Of the lines below, report only those that contain "protein".
[[ Task material, beginning ]]
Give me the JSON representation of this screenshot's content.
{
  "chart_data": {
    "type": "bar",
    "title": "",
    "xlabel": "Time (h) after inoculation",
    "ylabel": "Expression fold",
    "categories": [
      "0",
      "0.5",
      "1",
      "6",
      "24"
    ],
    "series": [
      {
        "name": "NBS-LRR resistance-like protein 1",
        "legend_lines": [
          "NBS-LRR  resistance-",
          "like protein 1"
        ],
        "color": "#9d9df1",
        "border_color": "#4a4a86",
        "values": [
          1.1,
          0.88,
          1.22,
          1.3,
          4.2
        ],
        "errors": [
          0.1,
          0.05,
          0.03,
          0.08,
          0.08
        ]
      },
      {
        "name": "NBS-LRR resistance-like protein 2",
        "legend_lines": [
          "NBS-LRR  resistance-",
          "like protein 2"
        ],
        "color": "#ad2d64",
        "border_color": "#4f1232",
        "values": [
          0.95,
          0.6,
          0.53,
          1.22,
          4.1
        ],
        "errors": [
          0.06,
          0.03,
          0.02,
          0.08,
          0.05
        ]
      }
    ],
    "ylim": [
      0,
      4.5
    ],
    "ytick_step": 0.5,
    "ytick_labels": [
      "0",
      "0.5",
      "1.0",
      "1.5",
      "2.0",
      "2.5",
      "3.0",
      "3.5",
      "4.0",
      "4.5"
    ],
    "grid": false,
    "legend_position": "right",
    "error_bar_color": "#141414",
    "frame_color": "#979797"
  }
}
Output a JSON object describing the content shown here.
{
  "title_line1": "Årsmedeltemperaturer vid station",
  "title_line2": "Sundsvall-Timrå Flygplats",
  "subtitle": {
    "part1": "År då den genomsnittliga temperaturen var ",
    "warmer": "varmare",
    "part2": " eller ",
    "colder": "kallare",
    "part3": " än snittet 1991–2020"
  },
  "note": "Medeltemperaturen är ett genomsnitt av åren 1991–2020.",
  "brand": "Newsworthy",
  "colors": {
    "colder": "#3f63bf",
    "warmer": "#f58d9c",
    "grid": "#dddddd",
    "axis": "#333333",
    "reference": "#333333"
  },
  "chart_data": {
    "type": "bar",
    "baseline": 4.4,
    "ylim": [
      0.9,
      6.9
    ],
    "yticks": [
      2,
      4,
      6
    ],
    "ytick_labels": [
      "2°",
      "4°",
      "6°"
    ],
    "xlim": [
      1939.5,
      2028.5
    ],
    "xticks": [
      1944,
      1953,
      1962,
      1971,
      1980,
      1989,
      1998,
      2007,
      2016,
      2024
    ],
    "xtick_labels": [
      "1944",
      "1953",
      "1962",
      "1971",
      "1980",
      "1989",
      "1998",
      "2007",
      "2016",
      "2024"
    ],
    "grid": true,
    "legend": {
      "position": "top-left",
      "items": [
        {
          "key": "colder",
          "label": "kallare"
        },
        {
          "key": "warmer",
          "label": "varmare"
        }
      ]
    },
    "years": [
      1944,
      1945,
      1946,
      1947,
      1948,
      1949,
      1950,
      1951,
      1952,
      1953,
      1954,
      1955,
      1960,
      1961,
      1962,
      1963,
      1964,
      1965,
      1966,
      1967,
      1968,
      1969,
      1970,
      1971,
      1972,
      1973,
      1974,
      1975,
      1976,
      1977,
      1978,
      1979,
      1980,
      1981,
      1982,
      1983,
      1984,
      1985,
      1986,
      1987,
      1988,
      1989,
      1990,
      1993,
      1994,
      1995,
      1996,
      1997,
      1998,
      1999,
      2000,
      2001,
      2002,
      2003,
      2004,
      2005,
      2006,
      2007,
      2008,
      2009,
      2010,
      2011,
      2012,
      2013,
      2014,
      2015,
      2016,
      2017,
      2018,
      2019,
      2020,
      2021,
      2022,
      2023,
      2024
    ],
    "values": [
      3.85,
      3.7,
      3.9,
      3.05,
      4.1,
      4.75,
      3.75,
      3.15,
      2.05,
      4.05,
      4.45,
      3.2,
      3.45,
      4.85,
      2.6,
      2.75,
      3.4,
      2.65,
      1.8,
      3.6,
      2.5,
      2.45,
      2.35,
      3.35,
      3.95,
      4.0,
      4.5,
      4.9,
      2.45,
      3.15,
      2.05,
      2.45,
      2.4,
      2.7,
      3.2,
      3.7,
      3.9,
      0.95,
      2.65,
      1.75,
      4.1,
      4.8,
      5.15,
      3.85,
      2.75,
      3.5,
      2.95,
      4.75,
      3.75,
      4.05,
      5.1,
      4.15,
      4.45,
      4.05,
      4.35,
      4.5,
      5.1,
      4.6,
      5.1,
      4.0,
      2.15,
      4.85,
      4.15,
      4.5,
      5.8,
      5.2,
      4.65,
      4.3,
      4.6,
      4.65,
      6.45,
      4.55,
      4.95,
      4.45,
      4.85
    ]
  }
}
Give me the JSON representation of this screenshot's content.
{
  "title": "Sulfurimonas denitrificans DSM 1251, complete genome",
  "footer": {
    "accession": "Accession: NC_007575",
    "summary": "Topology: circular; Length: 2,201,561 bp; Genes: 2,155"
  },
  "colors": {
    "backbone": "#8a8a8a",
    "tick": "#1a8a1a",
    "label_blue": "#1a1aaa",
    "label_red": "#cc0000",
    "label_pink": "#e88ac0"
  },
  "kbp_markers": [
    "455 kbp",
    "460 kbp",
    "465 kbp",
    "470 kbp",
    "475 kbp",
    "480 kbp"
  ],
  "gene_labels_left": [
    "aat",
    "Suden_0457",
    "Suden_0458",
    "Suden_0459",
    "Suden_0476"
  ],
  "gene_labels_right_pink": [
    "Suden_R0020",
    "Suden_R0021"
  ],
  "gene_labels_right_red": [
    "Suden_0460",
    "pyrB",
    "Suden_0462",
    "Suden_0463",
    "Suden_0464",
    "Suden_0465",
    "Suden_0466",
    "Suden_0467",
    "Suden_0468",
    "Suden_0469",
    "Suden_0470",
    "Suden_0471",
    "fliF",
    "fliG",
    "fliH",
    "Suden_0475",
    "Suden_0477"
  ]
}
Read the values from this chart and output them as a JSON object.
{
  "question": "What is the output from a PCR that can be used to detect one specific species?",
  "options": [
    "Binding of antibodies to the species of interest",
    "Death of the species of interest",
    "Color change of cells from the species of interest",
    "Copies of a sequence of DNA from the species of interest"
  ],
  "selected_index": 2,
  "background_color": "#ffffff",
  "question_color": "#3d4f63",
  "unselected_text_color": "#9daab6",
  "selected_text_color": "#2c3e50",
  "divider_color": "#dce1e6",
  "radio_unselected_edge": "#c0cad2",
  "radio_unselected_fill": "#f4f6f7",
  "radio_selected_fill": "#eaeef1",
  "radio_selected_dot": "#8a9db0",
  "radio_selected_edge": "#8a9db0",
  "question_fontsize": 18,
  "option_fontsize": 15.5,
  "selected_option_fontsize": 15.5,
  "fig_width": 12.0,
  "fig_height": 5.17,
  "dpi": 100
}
[[ Task material, end ]]
:: Reply ::
        "name": "NBS-LRR resistance-like protein 1",
          "like protein 1"
        "name": "NBS-LRR resistance-like protein 2",
          "like protein 2"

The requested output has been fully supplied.